Return all lines below containing the word "Application".

(Stored items)
====

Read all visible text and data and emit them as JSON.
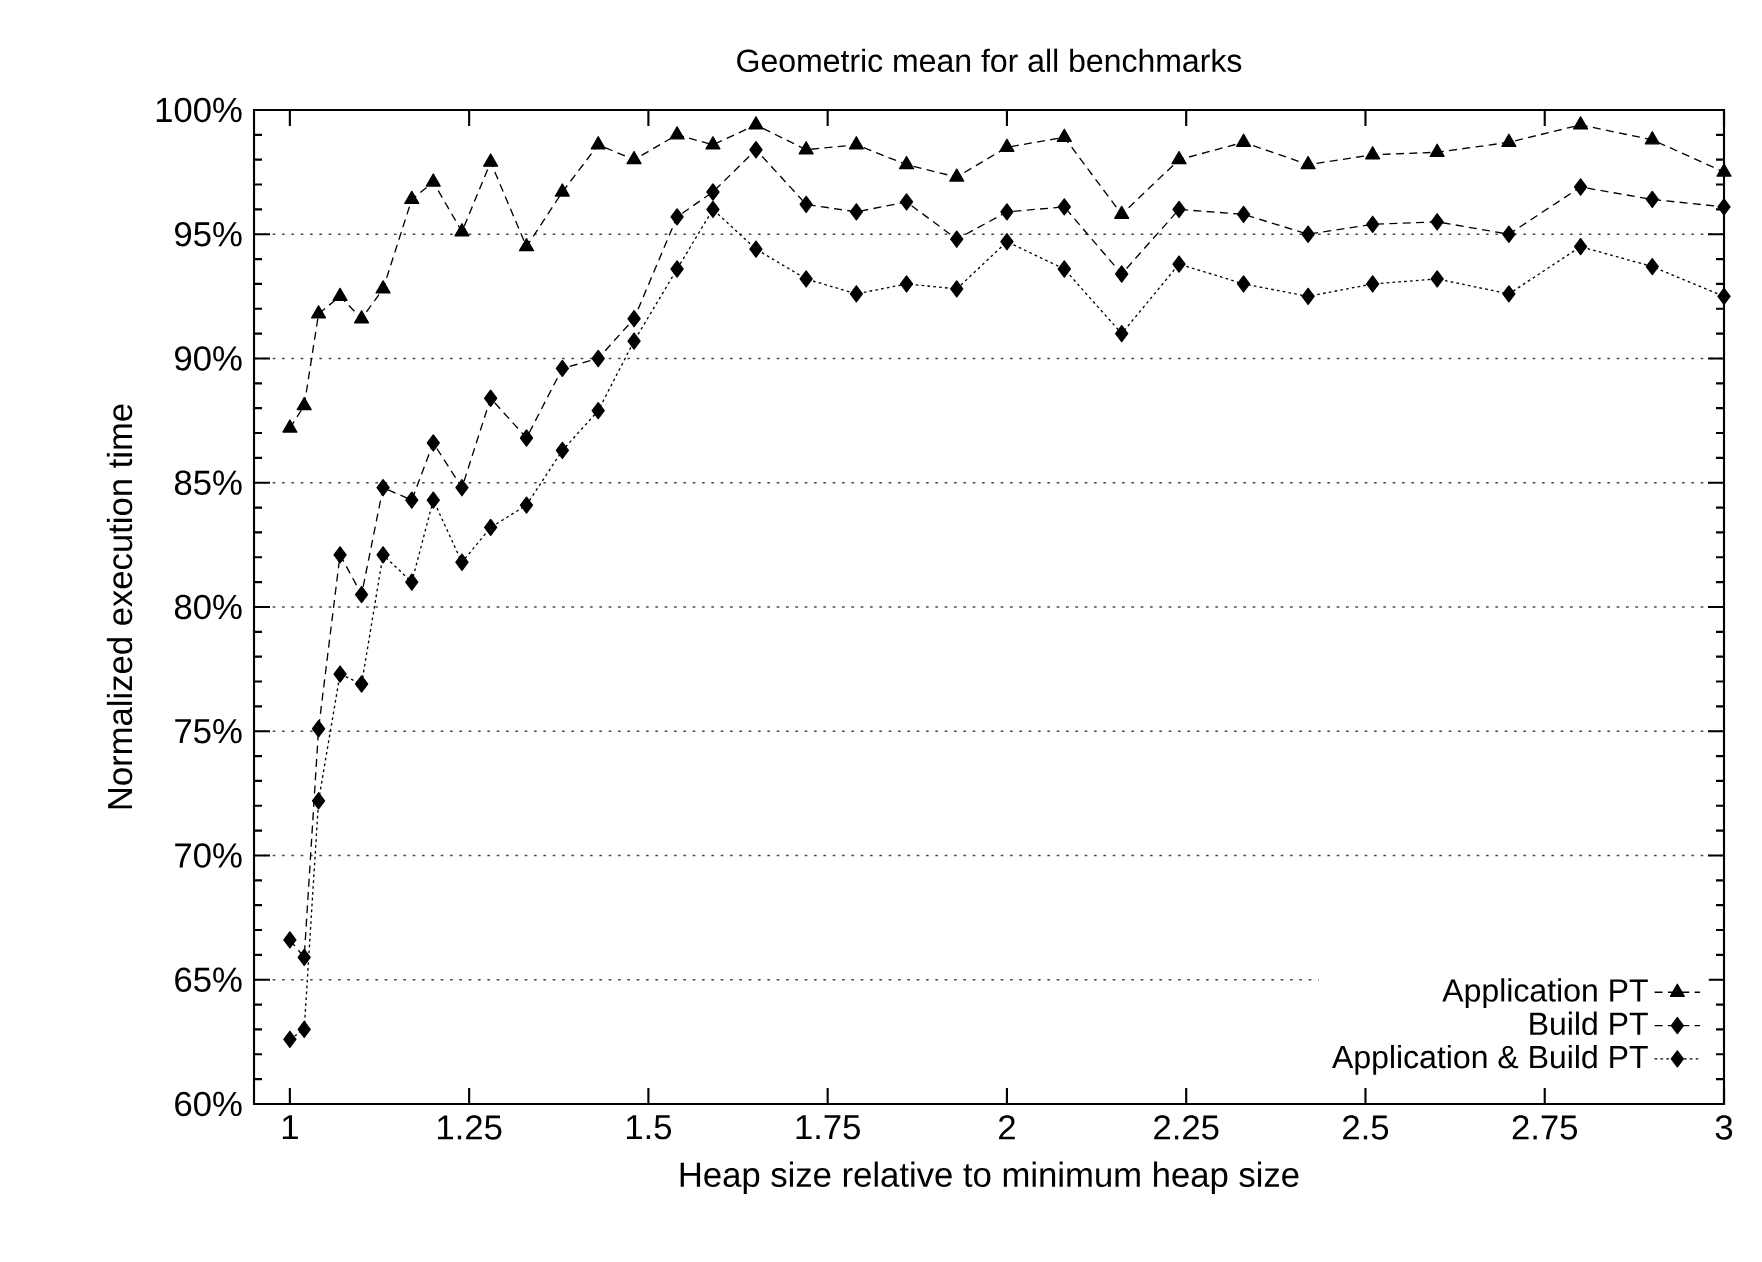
{
  "chart_data": {
    "type": "line",
    "title": "Geometric mean for all benchmarks",
    "xlabel": "Heap size relative to minimum heap size",
    "ylabel": "Normalized execution time",
    "x": [
      1.0,
      1.02,
      1.04,
      1.07,
      1.1,
      1.13,
      1.17,
      1.2,
      1.24,
      1.28,
      1.33,
      1.38,
      1.43,
      1.48,
      1.54,
      1.59,
      1.65,
      1.72,
      1.79,
      1.86,
      1.93,
      2.0,
      2.08,
      2.16,
      2.24,
      2.33,
      2.42,
      2.51,
      2.6,
      2.7,
      2.8,
      2.9,
      3.0
    ],
    "series": [
      {
        "name": "Application PT",
        "color": "#000000",
        "marker": "triangle",
        "line_style": "dashed",
        "values": [
          87.2,
          88.1,
          91.8,
          92.5,
          91.6,
          92.8,
          96.4,
          97.1,
          95.1,
          97.9,
          94.5,
          96.7,
          98.6,
          98.0,
          99.0,
          98.6,
          99.4,
          98.4,
          98.6,
          97.8,
          97.3,
          98.5,
          98.9,
          95.8,
          98.0,
          98.7,
          97.8,
          98.2,
          98.3,
          98.7,
          99.4,
          98.8,
          97.5
        ]
      },
      {
        "name": "Build PT",
        "color": "#000000",
        "marker": "diamond",
        "line_style": "dashed",
        "values": [
          66.6,
          65.9,
          75.1,
          82.1,
          80.5,
          84.8,
          84.3,
          86.6,
          84.8,
          88.4,
          86.8,
          89.6,
          90.0,
          91.6,
          95.7,
          96.7,
          98.4,
          96.2,
          95.9,
          96.3,
          94.8,
          95.9,
          96.1,
          93.4,
          96.0,
          95.8,
          95.0,
          95.4,
          95.5,
          95.0,
          96.9,
          96.4,
          96.1
        ]
      },
      {
        "name": "Application & Build PT",
        "color": "#000000",
        "marker": "diamond",
        "line_style": "dotted",
        "values": [
          62.6,
          63.0,
          72.2,
          77.3,
          76.9,
          82.1,
          81.0,
          84.3,
          81.8,
          83.2,
          84.1,
          86.3,
          87.9,
          90.7,
          93.6,
          96.0,
          94.4,
          93.2,
          92.6,
          93.0,
          92.8,
          94.7,
          93.6,
          91.0,
          93.8,
          93.0,
          92.5,
          93.0,
          93.2,
          92.6,
          94.5,
          93.7,
          92.5
        ]
      }
    ],
    "xlim": [
      0.95,
      3.0
    ],
    "ylim": [
      60,
      100
    ],
    "xticks": [
      1,
      1.25,
      1.5,
      1.75,
      2,
      2.25,
      2.5,
      2.75,
      3
    ],
    "yticks": [
      {
        "value": 60,
        "label": "60%"
      },
      {
        "value": 65,
        "label": "65%"
      },
      {
        "value": 70,
        "label": "70%"
      },
      {
        "value": 75,
        "label": "75%"
      },
      {
        "value": 80,
        "label": "80%"
      },
      {
        "value": 85,
        "label": "85%"
      },
      {
        "value": 90,
        "label": "90%"
      },
      {
        "value": 95,
        "label": "95%"
      },
      {
        "value": 100,
        "label": "100%"
      }
    ],
    "grid": "y",
    "legend": "bottom right"
  }
}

====

— THE ANSWER —
        "name": "Application PT",
        "name": "Application & Build PT",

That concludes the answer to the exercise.